| To be done |
Scan the entries below for the word "POLONIEX". Copy each line that has it.

Figure record listings
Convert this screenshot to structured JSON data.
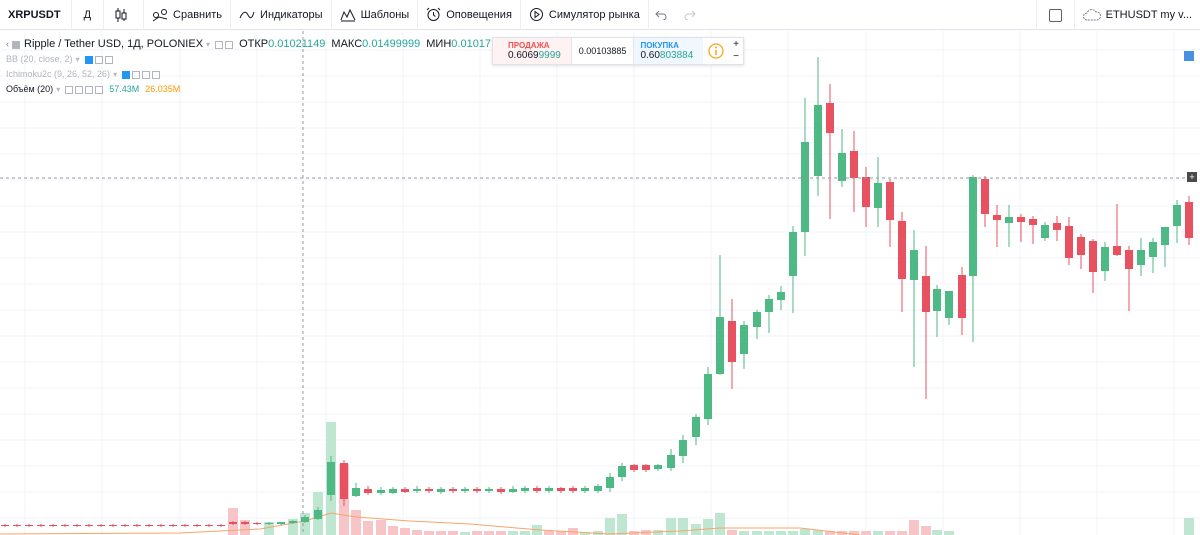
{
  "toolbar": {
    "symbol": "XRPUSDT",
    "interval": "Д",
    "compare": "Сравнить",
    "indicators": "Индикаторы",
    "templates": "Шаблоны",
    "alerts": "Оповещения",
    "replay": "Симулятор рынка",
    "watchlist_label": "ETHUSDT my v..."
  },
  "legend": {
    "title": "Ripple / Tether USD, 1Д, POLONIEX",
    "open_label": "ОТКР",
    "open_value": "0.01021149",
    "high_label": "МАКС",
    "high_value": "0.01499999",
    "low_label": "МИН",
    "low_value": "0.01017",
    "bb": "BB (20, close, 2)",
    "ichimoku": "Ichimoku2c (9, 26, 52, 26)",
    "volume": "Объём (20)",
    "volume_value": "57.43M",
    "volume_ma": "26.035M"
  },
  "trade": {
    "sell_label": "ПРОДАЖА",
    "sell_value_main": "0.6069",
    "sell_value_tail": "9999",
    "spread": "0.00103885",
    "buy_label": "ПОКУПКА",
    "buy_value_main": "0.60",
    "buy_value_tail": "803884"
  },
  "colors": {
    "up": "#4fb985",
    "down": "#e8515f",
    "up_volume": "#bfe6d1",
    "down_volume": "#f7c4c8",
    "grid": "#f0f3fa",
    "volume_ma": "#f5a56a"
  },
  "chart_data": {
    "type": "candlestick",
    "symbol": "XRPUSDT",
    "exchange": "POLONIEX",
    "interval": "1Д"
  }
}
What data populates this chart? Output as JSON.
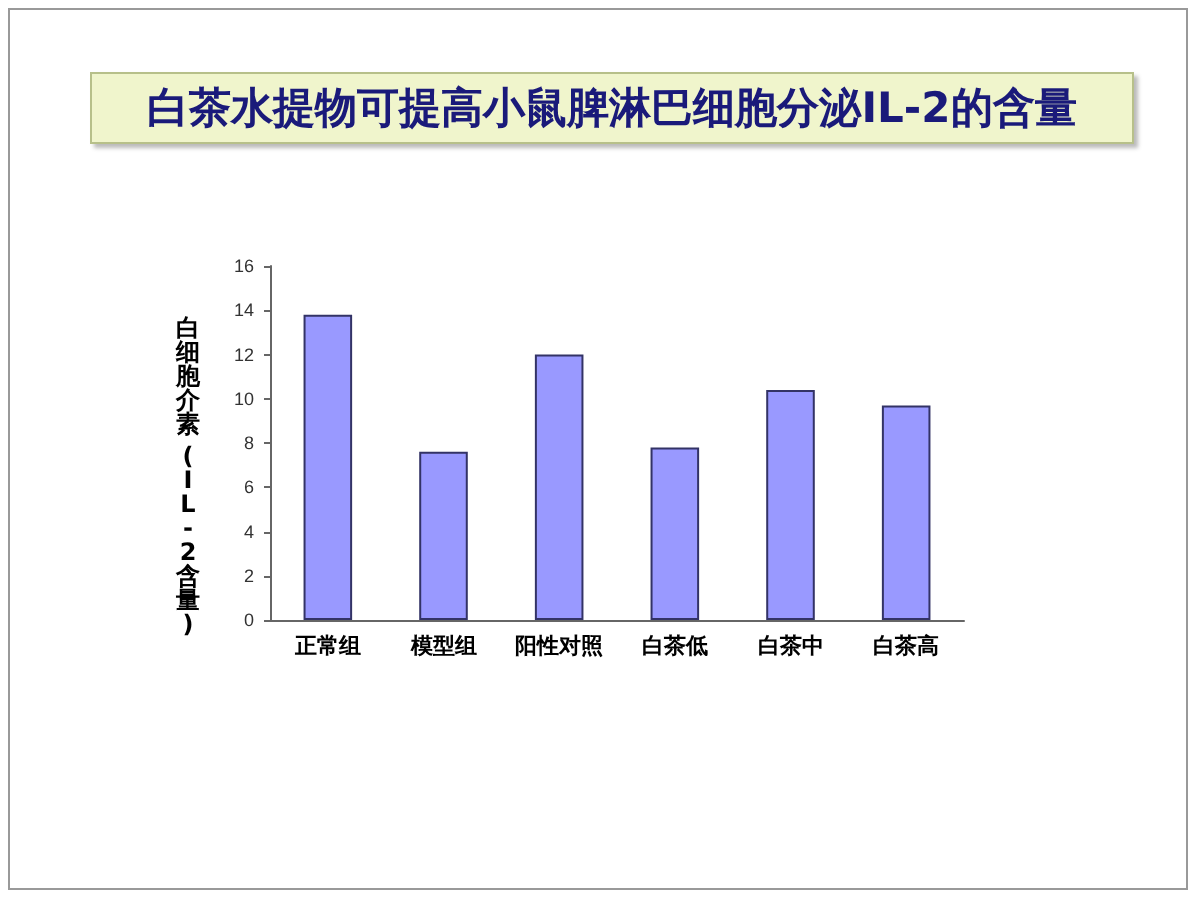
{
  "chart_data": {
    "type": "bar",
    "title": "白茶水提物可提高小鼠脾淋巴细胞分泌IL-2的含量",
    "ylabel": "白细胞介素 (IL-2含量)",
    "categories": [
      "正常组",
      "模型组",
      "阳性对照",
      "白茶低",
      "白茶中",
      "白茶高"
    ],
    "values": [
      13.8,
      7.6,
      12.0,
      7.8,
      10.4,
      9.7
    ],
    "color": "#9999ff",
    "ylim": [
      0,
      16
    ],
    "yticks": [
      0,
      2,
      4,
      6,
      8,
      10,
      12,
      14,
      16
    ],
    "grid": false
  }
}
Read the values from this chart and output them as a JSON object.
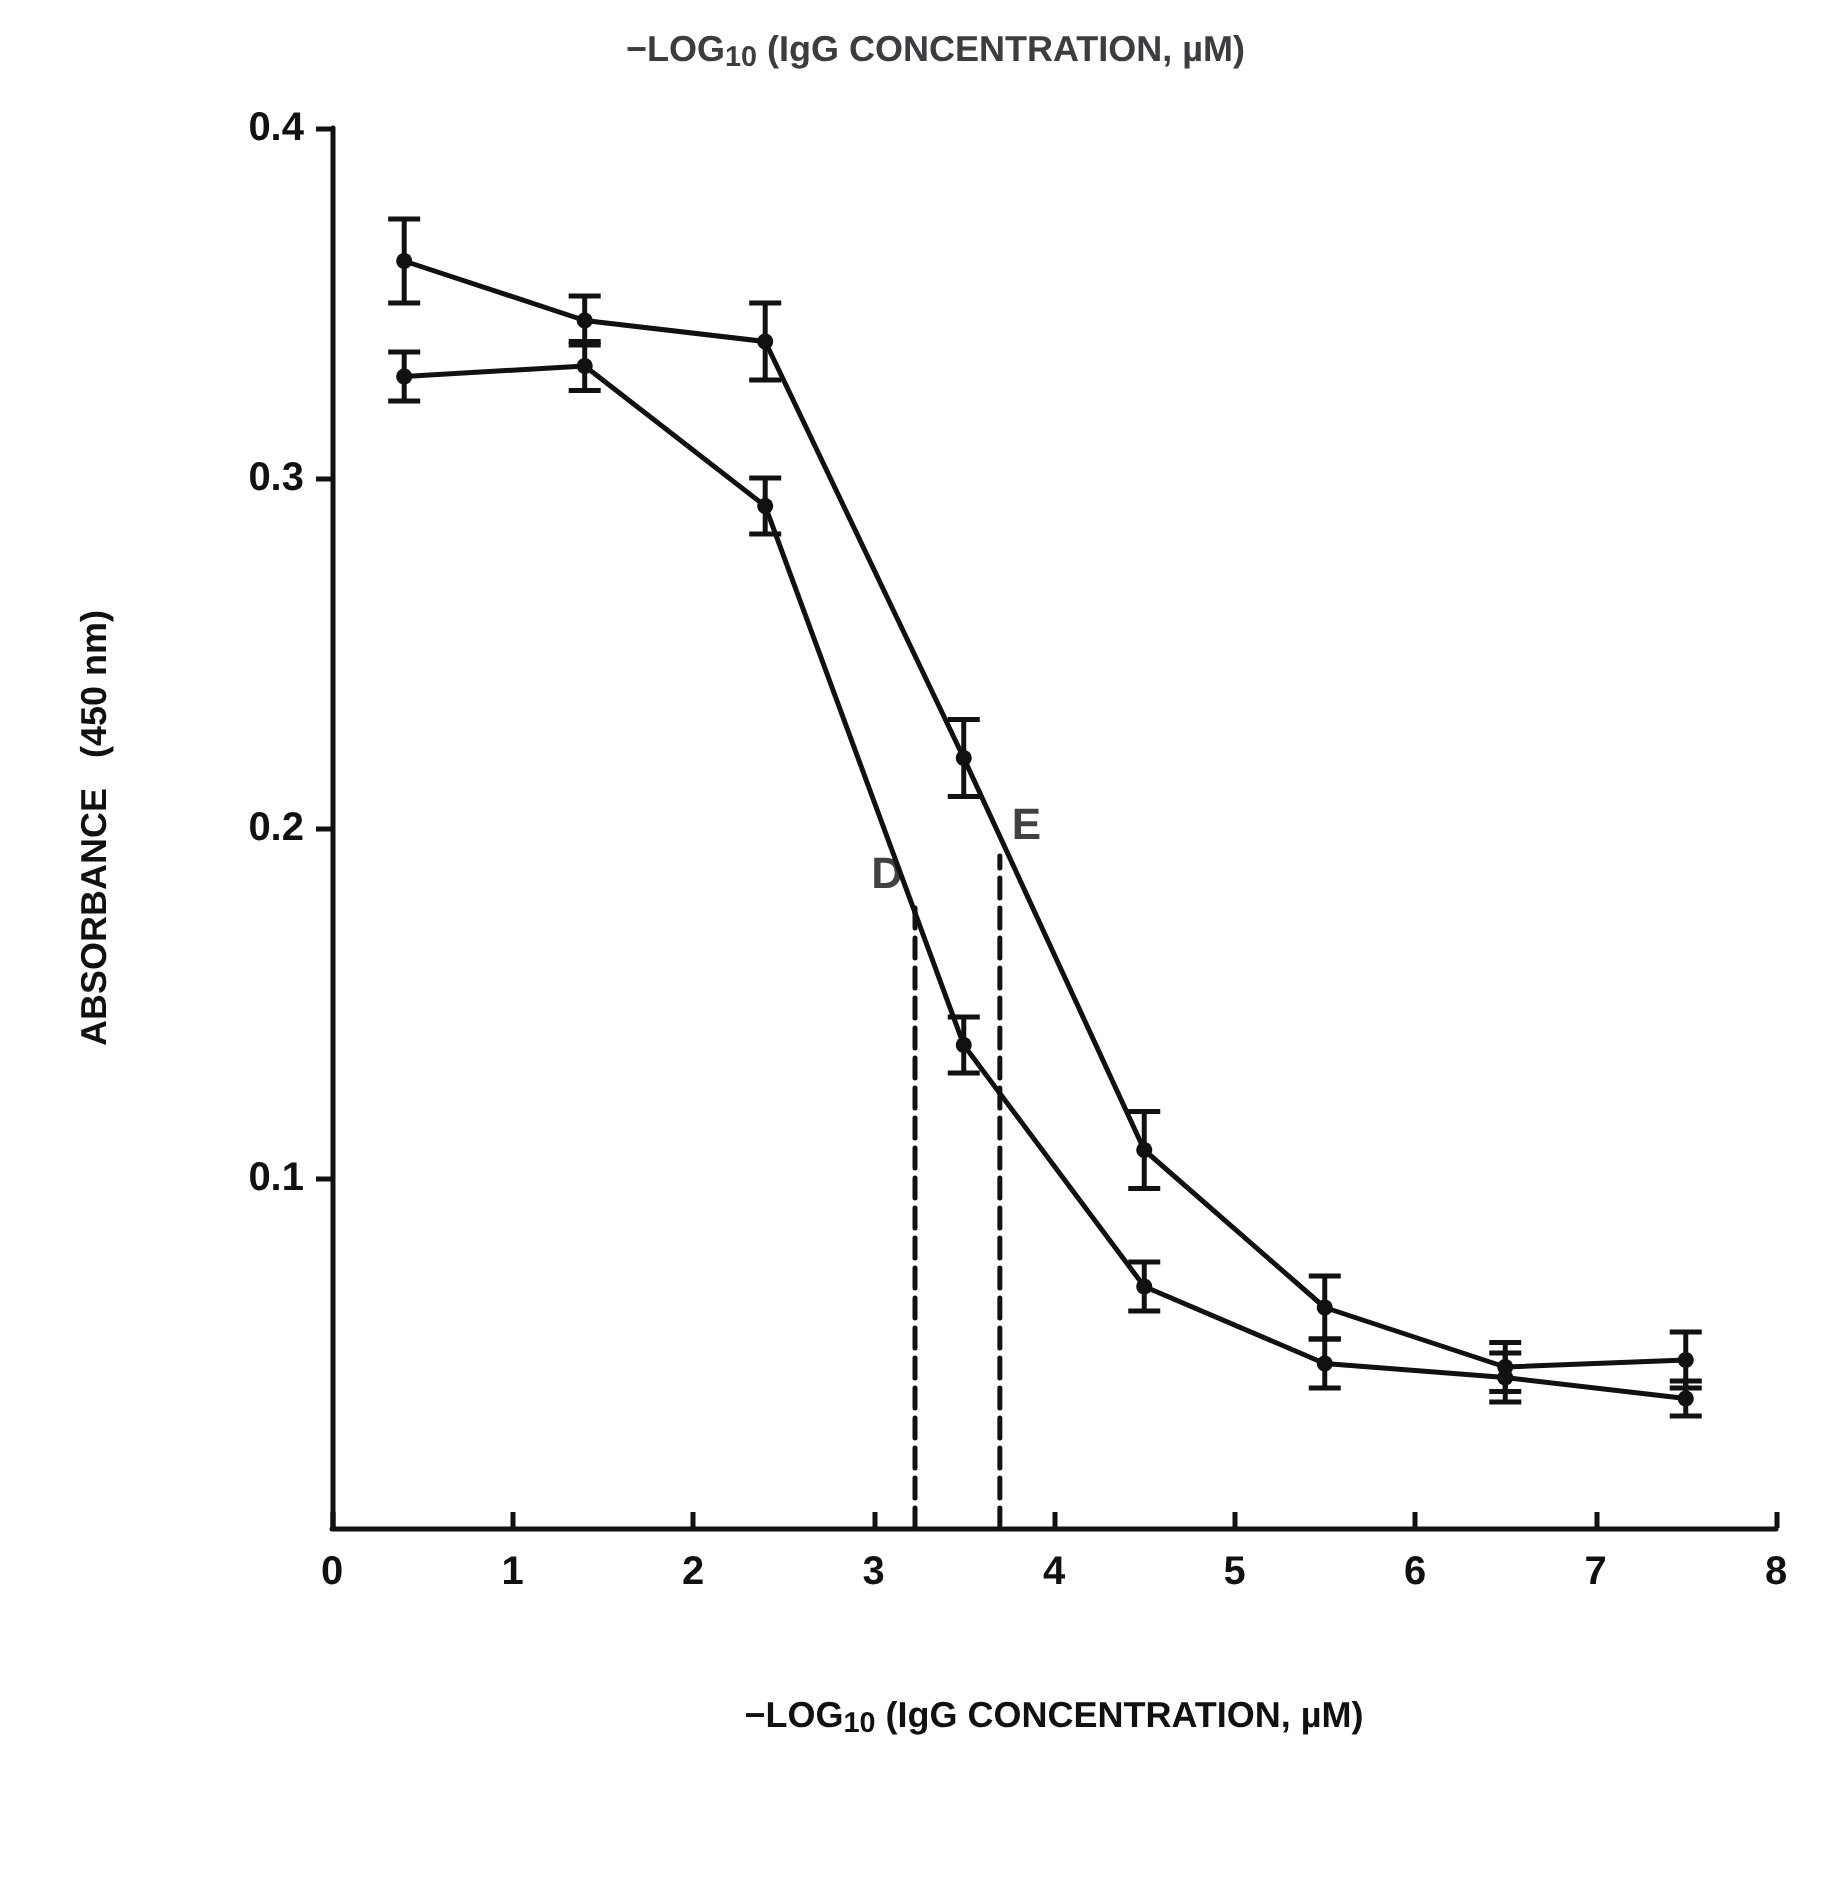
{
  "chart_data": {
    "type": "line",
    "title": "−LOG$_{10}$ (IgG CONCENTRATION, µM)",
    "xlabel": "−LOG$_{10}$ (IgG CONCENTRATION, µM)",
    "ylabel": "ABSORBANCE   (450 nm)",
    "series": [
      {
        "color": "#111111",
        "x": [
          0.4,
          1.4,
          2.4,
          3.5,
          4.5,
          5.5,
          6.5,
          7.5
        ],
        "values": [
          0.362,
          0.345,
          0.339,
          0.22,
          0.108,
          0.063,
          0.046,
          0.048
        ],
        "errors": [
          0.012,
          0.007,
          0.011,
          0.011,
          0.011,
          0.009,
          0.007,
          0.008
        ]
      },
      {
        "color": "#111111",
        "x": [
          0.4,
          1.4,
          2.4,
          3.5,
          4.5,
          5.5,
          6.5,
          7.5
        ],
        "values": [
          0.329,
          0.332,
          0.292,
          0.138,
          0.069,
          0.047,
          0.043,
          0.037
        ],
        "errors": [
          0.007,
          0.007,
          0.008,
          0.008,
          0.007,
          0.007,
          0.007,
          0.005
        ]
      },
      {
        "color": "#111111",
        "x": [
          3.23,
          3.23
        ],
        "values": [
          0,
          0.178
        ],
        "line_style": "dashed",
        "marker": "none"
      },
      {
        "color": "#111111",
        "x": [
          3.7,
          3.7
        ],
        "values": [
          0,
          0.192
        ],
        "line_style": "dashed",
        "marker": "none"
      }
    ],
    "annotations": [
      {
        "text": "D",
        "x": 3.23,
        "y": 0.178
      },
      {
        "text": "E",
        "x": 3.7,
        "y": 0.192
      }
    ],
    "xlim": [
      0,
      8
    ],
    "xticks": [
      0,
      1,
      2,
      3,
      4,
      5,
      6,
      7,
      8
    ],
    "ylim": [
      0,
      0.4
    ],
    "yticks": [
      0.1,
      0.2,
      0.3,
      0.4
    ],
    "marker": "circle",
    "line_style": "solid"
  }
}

| Expected answer |
    "title": "Ripple / Tether USD, 1Д, POLONIEX",
    "exchange": "POLONIEX",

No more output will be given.